**WORK TO DO:**
Leave out the pictures and repeat the rest of the material exactly.
** Begin DATASET ROWS **
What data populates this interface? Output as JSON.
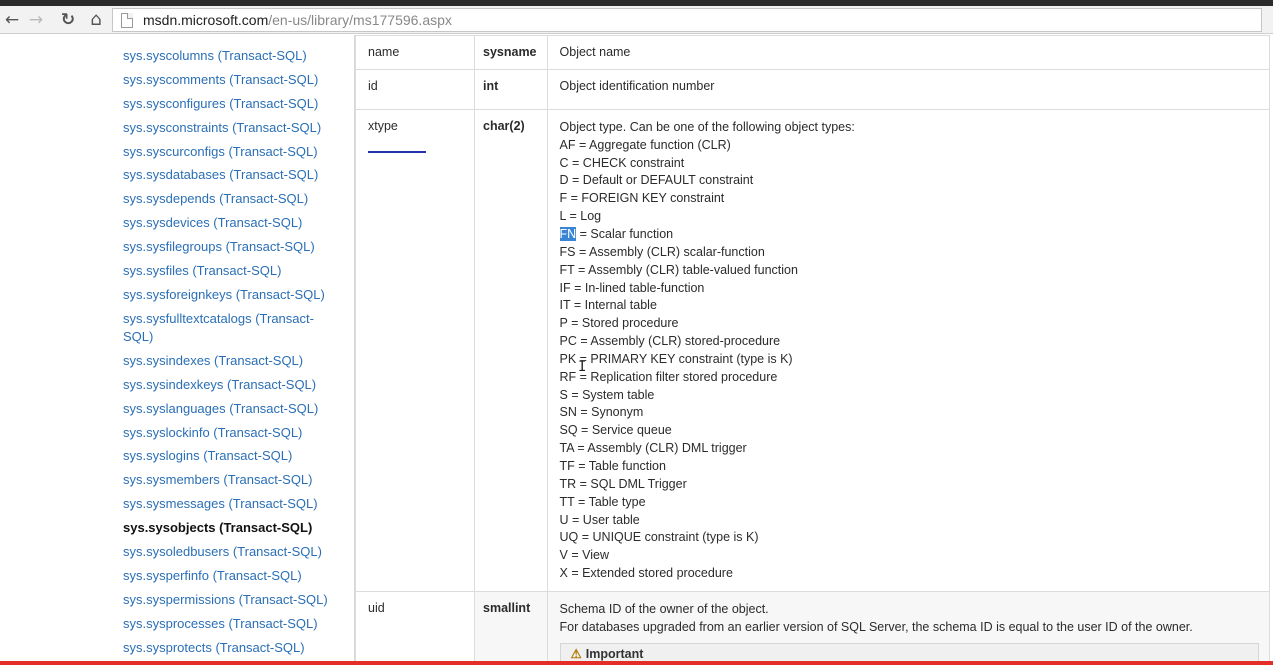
{
  "browser": {
    "url_domain": "msdn.microsoft.com",
    "url_path": "/en-us/library/ms177596.aspx",
    "back_icon": "arrow-left",
    "forward_icon": "arrow-right",
    "reload_icon": "reload",
    "home_icon": "home"
  },
  "leftnav": {
    "items": [
      "sys.syscolumns (Transact-SQL)",
      "sys.syscomments (Transact-SQL)",
      "sys.sysconfigures (Transact-SQL)",
      "sys.sysconstraints (Transact-SQL)",
      "sys.syscurconfigs (Transact-SQL)",
      "sys.sysdatabases (Transact-SQL)",
      "sys.sysdepends (Transact-SQL)",
      "sys.sysdevices (Transact-SQL)",
      "sys.sysfilegroups (Transact-SQL)",
      "sys.sysfiles (Transact-SQL)",
      "sys.sysforeignkeys (Transact-SQL)",
      "sys.sysfulltextcatalogs (Transact-",
      "SQL)",
      "sys.sysindexes (Transact-SQL)",
      "sys.sysindexkeys (Transact-SQL)",
      "sys.syslanguages (Transact-SQL)",
      "sys.syslockinfo (Transact-SQL)",
      "sys.syslogins (Transact-SQL)",
      "sys.sysmembers (Transact-SQL)",
      "sys.sysmessages (Transact-SQL)",
      "sys.sysobjects (Transact-SQL)",
      "sys.sysoledbusers (Transact-SQL)",
      "sys.sysperfinfo (Transact-SQL)",
      "sys.syspermissions (Transact-SQL)",
      "sys.sysprocesses (Transact-SQL)",
      "sys.sysprotects (Transact-SQL)"
    ]
  },
  "table": {
    "rows": [
      {
        "column": "name",
        "type": "sysname",
        "description": "Object name"
      },
      {
        "column": "id",
        "type": "int",
        "description": "Object identification number"
      },
      {
        "column": "xtype",
        "type": "char(2)",
        "description": "Object type. Can be one of the following object types:"
      },
      {
        "column": "uid",
        "type": "smallint",
        "description": "Schema ID of the owner of the object.",
        "description2": "For databases upgraded from an earlier version of SQL Server, the schema ID is equal to the user ID of the owner.",
        "note_label": "Important"
      }
    ],
    "object_types": [
      "AF = Aggregate function (CLR)",
      "C = CHECK constraint",
      "D = Default or DEFAULT constraint",
      "F = FOREIGN KEY constraint",
      "L = Log",
      "FN = Scalar function",
      "FS = Assembly (CLR) scalar-function",
      "FT = Assembly (CLR) table-valued function",
      "IF = In-lined table-function",
      "IT = Internal table",
      "P = Stored procedure",
      "PC = Assembly (CLR) stored-procedure",
      "PK = PRIMARY KEY constraint (type is K)",
      "RF = Replication filter stored procedure",
      "S = System table",
      "SN = Synonym",
      "SQ = Service queue",
      "TA = Assembly (CLR) DML trigger",
      "TF = Table function",
      "TR = SQL DML Trigger",
      "TT = Table type",
      "U = User table",
      "UQ = UNIQUE constraint (type is K)",
      "V = View",
      "X = Extended stored procedure"
    ],
    "selected_text": "FN",
    "selected_rest": " = Scalar function"
  },
  "colors": {
    "link": "#2a6fb6",
    "selection": "#3a84d6",
    "progress_bar": "#e52d27"
  }
}
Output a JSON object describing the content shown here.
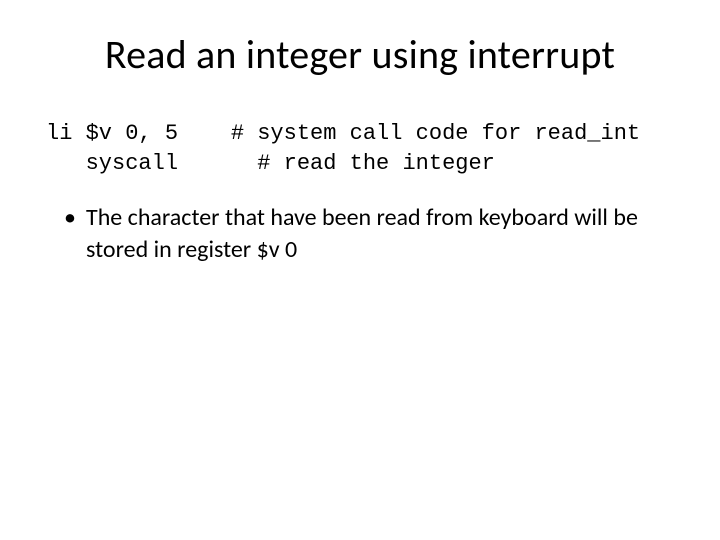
{
  "slide": {
    "title": "Read an integer using interrupt",
    "code": {
      "line1": "li $v 0, 5    # system call code for read_int",
      "line2": "   syscall      # read the integer"
    },
    "bullets": [
      "The character that have been read from keyboard will be stored in register $v 0"
    ]
  }
}
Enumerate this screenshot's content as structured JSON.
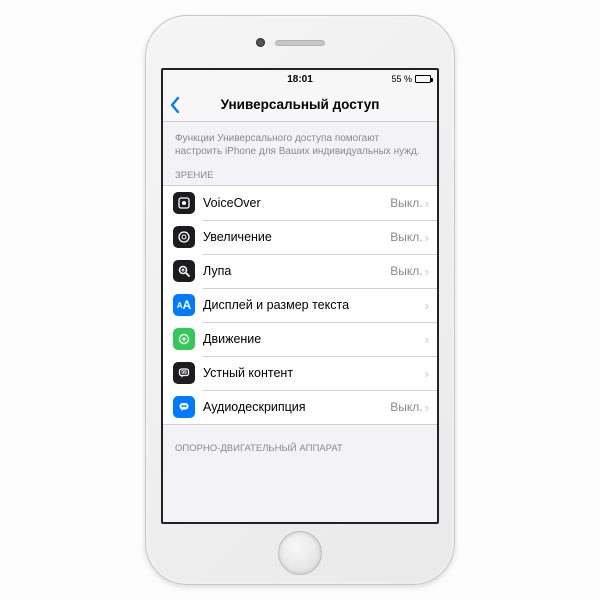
{
  "statusbar": {
    "time": "18:01",
    "battery_text": "55 %"
  },
  "navbar": {
    "title": "Универсальный доступ"
  },
  "description": "Функции Универсального доступа помогают настроить iPhone для Ваших индивидуальных нужд.",
  "sections": {
    "vision": {
      "header": "ЗРЕНИЕ",
      "items": [
        {
          "label": "VoiceOver",
          "value": "Выкл."
        },
        {
          "label": "Увеличение",
          "value": "Выкл."
        },
        {
          "label": "Лупа",
          "value": "Выкл."
        },
        {
          "label": "Дисплей и размер текста",
          "value": ""
        },
        {
          "label": "Движение",
          "value": ""
        },
        {
          "label": "Устный контент",
          "value": ""
        },
        {
          "label": "Аудиодескрипция",
          "value": "Выкл."
        }
      ]
    },
    "motor": {
      "header": "ОПОРНО-ДВИГАТЕЛЬНЫЙ АППАРАТ"
    }
  }
}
** End DATASET ROWS **
**TASK SOLUTION:**
What data populates this interface? Output as JSON.
{
  "browser": {
    "url_domain": "msdn.microsoft.com",
    "url_path": "/en-us/library/ms177596.aspx",
    "back_icon": "arrow-left",
    "forward_icon": "arrow-right",
    "reload_icon": "reload",
    "home_icon": "home"
  },
  "leftnav": {
    "items": [
      "sys.syscolumns (Transact-SQL)",
      "sys.syscomments (Transact-SQL)",
      "sys.sysconfigures (Transact-SQL)",
      "sys.sysconstraints (Transact-SQL)",
      "sys.syscurconfigs (Transact-SQL)",
      "sys.sysdatabases (Transact-SQL)",
      "sys.sysdepends (Transact-SQL)",
      "sys.sysdevices (Transact-SQL)",
      "sys.sysfilegroups (Transact-SQL)",
      "sys.sysfiles (Transact-SQL)",
      "sys.sysforeignkeys (Transact-SQL)",
      "sys.sysfulltextcatalogs (Transact-",
      "SQL)",
      "sys.sysindexes (Transact-SQL)",
      "sys.sysindexkeys (Transact-SQL)",
      "sys.syslanguages (Transact-SQL)",
      "sys.syslockinfo (Transact-SQL)",
      "sys.syslogins (Transact-SQL)",
      "sys.sysmembers (Transact-SQL)",
      "sys.sysmessages (Transact-SQL)",
      "sys.sysobjects (Transact-SQL)",
      "sys.sysoledbusers (Transact-SQL)",
      "sys.sysperfinfo (Transact-SQL)",
      "sys.syspermissions (Transact-SQL)",
      "sys.sysprocesses (Transact-SQL)",
      "sys.sysprotects (Transact-SQL)"
    ]
  },
  "table": {
    "rows": [
      {
        "column": "name",
        "type": "sysname",
        "description": "Object name"
      },
      {
        "column": "id",
        "type": "int",
        "description": "Object identification number"
      },
      {
        "column": "xtype",
        "type": "char(2)",
        "description": "Object type. Can be one of the following object types:"
      },
      {
        "column": "uid",
        "type": "smallint",
        "description": "Schema ID of the owner of the object.",
        "description2": "For databases upgraded from an earlier version of SQL Server, the schema ID is equal to the user ID of the owner.",
        "note_label": "Important"
      }
    ],
    "object_types": [
      "AF = Aggregate function (CLR)",
      "C = CHECK constraint",
      "D = Default or DEFAULT constraint",
      "F = FOREIGN KEY constraint",
      "L = Log",
      "FN = Scalar function",
      "FS = Assembly (CLR) scalar-function",
      "FT = Assembly (CLR) table-valued function",
      "IF = In-lined table-function",
      "IT = Internal table",
      "P = Stored procedure",
      "PC = Assembly (CLR) stored-procedure",
      "PK = PRIMARY KEY constraint (type is K)",
      "RF = Replication filter stored procedure",
      "S = System table",
      "SN = Synonym",
      "SQ = Service queue",
      "TA = Assembly (CLR) DML trigger",
      "TF = Table function",
      "TR = SQL DML Trigger",
      "TT = Table type",
      "U = User table",
      "UQ = UNIQUE constraint (type is K)",
      "V = View",
      "X = Extended stored procedure"
    ],
    "selected_text": "FN",
    "selected_rest": " = Scalar function"
  },
  "colors": {
    "link": "#2a6fb6",
    "selection": "#3a84d6",
    "progress_bar": "#e52d27"
  }
}
Output a JSON object describing the content shown here.
{
  "slide": {
    "title": "Read an integer using interrupt",
    "code": {
      "line1": "li $v 0, 5    # system call code for read_int",
      "line2": "   syscall      # read the integer"
    },
    "bullets": [
      "The character that have been read from keyboard will be stored in register $v 0"
    ]
  }
}
Enumerate this screenshot's content as structured JSON.
{
  "statusbar": {
    "time": "18:01",
    "battery_text": "55 %"
  },
  "navbar": {
    "title": "Универсальный доступ"
  },
  "description": "Функции Универсального доступа помогают настроить iPhone для Ваших индивидуальных нужд.",
  "sections": {
    "vision": {
      "header": "ЗРЕНИЕ",
      "items": [
        {
          "label": "VoiceOver",
          "value": "Выкл."
        },
        {
          "label": "Увеличение",
          "value": "Выкл."
        },
        {
          "label": "Лупа",
          "value": "Выкл."
        },
        {
          "label": "Дисплей и размер текста",
          "value": ""
        },
        {
          "label": "Движение",
          "value": ""
        },
        {
          "label": "Устный контент",
          "value": ""
        },
        {
          "label": "Аудиодескрипция",
          "value": "Выкл."
        }
      ]
    },
    "motor": {
      "header": "ОПОРНО-ДВИГАТЕЛЬНЫЙ АППАРАТ"
    }
  }
}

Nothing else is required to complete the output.